[Saved entries]
________________________________________
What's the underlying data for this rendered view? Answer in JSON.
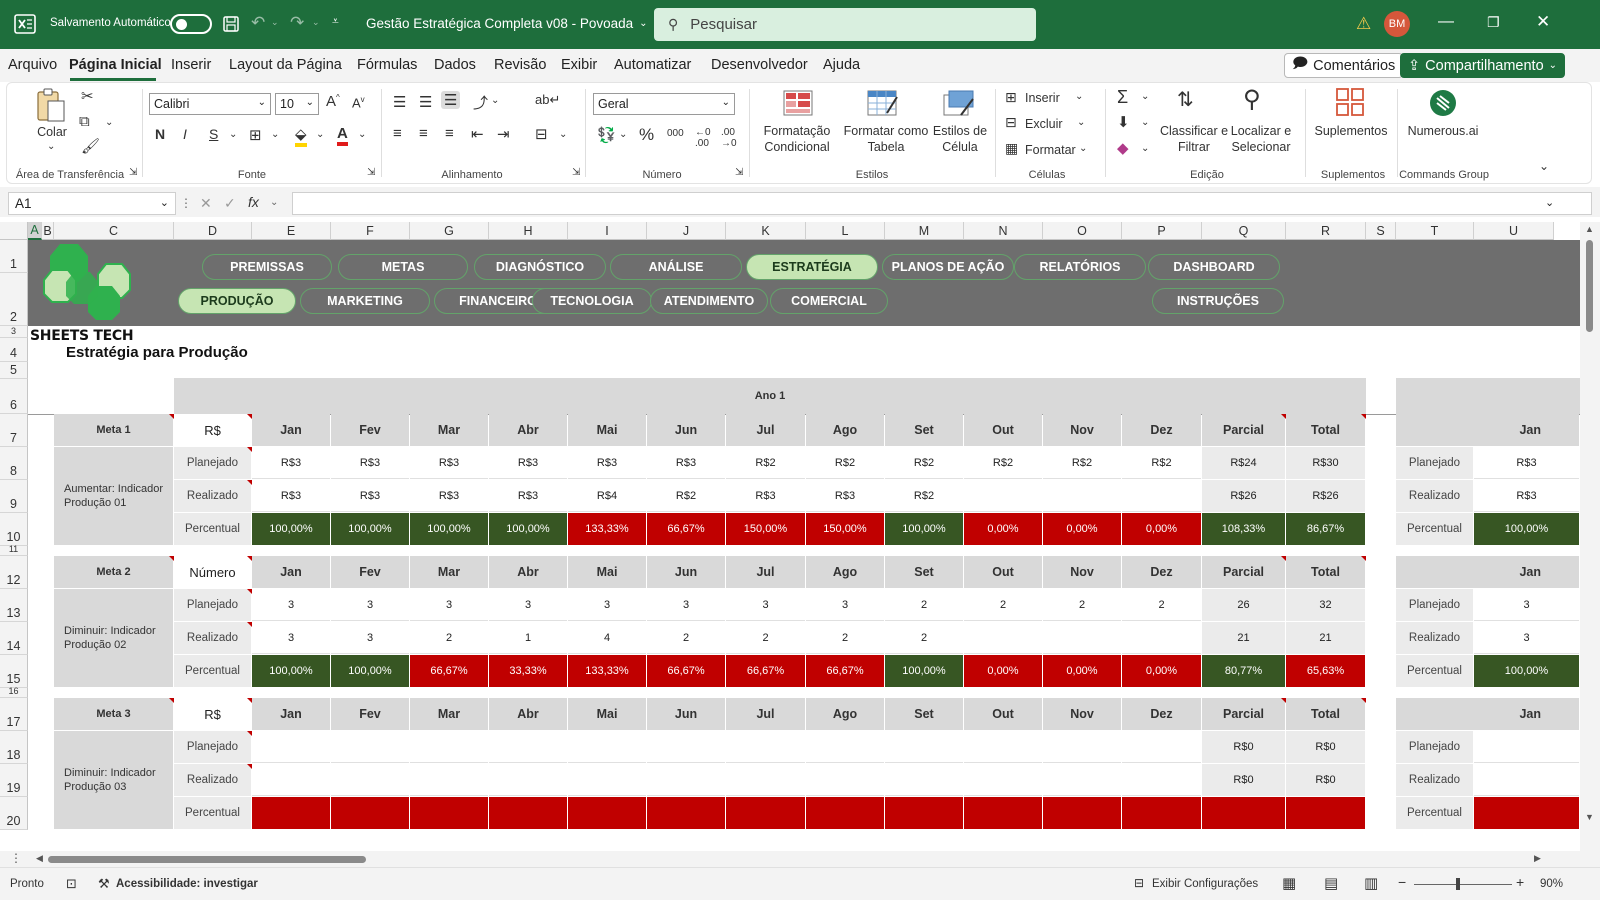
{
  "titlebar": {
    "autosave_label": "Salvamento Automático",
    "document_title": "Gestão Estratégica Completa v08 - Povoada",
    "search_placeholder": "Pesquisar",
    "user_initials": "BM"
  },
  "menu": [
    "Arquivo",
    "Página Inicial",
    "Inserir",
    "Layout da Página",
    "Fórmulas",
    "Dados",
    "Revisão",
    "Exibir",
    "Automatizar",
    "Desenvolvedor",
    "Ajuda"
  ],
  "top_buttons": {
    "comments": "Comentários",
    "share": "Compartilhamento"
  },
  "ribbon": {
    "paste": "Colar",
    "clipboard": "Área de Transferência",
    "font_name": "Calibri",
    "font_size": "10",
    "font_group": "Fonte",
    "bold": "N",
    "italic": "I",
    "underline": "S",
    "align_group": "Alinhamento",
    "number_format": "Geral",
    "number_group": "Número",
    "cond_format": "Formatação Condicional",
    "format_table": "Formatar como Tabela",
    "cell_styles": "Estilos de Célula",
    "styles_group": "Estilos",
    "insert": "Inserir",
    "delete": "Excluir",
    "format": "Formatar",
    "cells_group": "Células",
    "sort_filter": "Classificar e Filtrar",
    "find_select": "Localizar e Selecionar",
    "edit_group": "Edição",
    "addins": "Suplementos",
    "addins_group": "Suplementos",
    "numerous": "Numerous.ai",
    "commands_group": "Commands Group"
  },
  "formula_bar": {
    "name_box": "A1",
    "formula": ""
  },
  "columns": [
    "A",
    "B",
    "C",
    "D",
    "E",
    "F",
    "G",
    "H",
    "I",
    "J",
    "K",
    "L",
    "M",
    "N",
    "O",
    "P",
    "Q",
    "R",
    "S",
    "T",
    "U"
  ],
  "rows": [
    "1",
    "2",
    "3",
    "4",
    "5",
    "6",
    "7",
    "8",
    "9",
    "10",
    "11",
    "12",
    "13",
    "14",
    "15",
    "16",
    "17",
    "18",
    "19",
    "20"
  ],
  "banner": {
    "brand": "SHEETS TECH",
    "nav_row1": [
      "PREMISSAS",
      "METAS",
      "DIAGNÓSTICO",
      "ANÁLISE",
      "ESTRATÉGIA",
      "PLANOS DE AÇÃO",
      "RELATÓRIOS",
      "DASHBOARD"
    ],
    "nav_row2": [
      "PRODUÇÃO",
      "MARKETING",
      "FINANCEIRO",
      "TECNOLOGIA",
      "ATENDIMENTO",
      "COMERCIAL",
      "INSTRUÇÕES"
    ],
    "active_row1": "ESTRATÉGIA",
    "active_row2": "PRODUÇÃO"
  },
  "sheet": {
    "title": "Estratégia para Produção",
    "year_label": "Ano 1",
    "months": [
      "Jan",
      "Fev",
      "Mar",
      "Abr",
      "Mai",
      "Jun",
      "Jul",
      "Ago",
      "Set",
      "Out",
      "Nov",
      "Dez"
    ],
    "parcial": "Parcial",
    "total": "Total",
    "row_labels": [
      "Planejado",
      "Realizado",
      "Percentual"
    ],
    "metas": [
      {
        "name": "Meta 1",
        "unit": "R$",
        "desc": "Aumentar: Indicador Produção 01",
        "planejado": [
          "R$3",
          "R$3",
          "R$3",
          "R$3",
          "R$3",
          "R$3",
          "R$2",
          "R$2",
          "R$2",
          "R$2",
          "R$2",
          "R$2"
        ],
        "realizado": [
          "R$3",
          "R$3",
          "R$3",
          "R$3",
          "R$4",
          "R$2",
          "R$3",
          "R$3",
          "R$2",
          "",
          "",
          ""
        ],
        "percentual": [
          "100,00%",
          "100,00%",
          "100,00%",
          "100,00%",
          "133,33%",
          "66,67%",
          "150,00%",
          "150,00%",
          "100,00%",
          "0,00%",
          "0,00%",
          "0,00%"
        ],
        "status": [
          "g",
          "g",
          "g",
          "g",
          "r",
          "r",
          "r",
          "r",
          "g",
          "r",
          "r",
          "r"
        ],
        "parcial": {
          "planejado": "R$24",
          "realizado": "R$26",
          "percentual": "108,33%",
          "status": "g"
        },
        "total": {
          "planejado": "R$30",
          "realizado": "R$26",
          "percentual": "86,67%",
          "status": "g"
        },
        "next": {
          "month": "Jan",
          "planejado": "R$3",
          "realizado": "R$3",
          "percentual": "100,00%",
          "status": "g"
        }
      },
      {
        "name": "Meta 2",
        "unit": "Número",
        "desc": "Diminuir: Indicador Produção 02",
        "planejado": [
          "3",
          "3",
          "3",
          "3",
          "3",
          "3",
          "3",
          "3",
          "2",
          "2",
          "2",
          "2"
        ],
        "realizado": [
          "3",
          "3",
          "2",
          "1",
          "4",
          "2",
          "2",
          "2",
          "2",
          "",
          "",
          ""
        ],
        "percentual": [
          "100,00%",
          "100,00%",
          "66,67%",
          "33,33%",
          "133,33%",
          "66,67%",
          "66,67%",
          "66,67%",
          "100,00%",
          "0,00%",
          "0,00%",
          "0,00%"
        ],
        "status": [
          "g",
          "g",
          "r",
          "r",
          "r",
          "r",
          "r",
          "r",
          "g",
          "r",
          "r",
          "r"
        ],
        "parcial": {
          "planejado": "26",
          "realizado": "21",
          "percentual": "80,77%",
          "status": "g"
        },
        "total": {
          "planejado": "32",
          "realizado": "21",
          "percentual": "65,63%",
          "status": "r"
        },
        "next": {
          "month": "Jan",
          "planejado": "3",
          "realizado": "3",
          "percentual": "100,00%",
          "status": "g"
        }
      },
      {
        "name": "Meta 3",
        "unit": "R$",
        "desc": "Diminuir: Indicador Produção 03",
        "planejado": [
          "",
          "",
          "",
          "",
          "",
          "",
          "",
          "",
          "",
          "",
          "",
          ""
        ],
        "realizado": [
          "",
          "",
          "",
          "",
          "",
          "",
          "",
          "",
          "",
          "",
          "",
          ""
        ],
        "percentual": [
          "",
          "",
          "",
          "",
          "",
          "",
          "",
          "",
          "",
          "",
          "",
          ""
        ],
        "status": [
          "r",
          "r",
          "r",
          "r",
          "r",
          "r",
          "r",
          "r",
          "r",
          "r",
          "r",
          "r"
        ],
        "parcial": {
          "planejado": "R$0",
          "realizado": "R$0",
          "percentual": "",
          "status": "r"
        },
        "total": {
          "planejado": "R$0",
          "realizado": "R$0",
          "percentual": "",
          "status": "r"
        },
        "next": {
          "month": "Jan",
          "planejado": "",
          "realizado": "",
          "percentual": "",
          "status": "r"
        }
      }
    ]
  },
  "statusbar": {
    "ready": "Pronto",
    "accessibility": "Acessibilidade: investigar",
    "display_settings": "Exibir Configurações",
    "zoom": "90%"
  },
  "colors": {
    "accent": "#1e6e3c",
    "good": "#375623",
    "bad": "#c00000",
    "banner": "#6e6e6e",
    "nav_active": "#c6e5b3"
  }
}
________________________________________
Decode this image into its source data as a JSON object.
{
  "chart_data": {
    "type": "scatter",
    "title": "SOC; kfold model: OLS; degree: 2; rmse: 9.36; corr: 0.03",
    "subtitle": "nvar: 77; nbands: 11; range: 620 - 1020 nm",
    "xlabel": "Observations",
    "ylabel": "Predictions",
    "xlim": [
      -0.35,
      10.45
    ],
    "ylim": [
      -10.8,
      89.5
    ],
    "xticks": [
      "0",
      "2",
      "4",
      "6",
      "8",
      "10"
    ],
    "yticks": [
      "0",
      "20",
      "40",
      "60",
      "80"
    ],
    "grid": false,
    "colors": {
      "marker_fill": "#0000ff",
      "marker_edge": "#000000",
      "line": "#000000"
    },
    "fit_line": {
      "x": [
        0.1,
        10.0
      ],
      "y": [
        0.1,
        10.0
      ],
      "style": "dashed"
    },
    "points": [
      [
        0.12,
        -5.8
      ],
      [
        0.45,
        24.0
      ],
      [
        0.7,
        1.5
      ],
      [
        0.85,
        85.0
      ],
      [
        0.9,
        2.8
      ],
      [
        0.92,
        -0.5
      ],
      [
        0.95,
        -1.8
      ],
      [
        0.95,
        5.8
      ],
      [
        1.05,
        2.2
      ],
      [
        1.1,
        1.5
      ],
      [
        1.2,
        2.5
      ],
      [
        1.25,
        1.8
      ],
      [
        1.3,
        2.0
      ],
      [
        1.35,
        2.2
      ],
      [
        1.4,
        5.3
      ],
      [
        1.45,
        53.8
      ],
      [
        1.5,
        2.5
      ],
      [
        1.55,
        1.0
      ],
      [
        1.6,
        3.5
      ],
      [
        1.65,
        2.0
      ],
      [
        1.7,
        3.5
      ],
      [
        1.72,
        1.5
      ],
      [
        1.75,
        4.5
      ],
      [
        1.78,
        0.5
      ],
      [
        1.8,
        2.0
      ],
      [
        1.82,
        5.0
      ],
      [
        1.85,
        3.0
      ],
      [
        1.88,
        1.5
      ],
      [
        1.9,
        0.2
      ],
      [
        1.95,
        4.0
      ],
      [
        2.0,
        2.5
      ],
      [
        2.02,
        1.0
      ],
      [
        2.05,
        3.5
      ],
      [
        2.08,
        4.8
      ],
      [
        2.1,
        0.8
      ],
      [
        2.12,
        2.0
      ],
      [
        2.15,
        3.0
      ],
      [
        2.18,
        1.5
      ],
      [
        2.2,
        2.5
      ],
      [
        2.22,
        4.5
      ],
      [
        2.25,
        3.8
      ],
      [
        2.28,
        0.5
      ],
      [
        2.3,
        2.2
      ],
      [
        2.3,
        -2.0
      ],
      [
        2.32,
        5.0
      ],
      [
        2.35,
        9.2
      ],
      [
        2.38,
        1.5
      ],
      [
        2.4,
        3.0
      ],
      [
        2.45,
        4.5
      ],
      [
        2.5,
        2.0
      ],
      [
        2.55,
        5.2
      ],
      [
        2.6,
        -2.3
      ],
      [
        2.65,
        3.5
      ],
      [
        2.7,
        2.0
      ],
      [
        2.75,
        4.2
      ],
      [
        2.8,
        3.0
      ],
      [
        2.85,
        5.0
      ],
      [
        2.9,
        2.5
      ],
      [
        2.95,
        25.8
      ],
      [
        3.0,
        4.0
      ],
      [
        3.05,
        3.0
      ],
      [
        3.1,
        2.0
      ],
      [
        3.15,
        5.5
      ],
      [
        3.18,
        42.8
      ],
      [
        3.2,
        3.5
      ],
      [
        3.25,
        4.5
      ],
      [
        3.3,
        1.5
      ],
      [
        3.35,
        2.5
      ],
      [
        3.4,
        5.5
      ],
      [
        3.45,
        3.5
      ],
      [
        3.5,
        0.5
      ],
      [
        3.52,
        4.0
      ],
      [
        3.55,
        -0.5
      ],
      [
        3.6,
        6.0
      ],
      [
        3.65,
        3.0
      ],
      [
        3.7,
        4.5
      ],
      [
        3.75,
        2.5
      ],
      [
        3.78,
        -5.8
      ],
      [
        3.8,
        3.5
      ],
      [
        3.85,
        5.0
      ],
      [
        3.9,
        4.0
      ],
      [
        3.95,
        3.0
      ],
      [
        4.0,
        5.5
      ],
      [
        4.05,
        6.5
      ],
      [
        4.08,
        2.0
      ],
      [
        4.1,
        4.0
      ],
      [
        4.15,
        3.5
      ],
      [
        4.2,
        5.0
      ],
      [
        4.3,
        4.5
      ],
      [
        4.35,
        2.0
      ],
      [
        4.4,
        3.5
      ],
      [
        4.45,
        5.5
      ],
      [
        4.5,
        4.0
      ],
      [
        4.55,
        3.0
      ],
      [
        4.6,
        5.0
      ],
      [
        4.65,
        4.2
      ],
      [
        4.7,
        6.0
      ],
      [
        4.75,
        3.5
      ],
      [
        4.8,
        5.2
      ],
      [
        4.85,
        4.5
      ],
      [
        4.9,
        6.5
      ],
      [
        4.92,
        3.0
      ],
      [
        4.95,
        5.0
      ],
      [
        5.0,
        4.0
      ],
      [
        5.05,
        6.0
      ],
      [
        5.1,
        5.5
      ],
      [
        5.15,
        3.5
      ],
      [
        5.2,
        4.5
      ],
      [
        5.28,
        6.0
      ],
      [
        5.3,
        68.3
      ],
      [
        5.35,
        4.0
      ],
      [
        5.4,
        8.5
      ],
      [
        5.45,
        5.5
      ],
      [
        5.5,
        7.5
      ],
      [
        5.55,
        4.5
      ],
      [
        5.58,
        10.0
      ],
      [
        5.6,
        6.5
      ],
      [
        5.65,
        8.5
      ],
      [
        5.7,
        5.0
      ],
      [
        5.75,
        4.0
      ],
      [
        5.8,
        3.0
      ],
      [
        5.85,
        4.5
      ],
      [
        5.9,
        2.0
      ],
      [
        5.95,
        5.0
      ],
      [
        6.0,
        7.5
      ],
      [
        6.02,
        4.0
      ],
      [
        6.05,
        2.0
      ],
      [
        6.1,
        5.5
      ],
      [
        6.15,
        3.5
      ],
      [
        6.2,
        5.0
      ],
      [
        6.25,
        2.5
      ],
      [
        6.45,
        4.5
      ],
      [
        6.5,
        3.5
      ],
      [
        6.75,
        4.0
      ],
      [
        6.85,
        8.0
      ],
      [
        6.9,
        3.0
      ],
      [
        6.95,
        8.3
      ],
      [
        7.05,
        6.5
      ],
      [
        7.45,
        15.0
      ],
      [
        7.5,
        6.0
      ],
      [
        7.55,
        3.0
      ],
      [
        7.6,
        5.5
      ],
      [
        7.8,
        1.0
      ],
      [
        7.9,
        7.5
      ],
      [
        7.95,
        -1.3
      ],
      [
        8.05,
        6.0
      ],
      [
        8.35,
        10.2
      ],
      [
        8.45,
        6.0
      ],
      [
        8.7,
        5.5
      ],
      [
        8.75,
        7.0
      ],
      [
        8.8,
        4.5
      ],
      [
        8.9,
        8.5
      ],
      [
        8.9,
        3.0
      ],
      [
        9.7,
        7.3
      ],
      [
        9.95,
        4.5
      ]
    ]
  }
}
________________________________________
-- Task instructions --
Show, from the material above, each line that includes the string "Formatar".

-- Solution below --
    "format_table": "Formatar como Tabela",
    "format": "Formatar",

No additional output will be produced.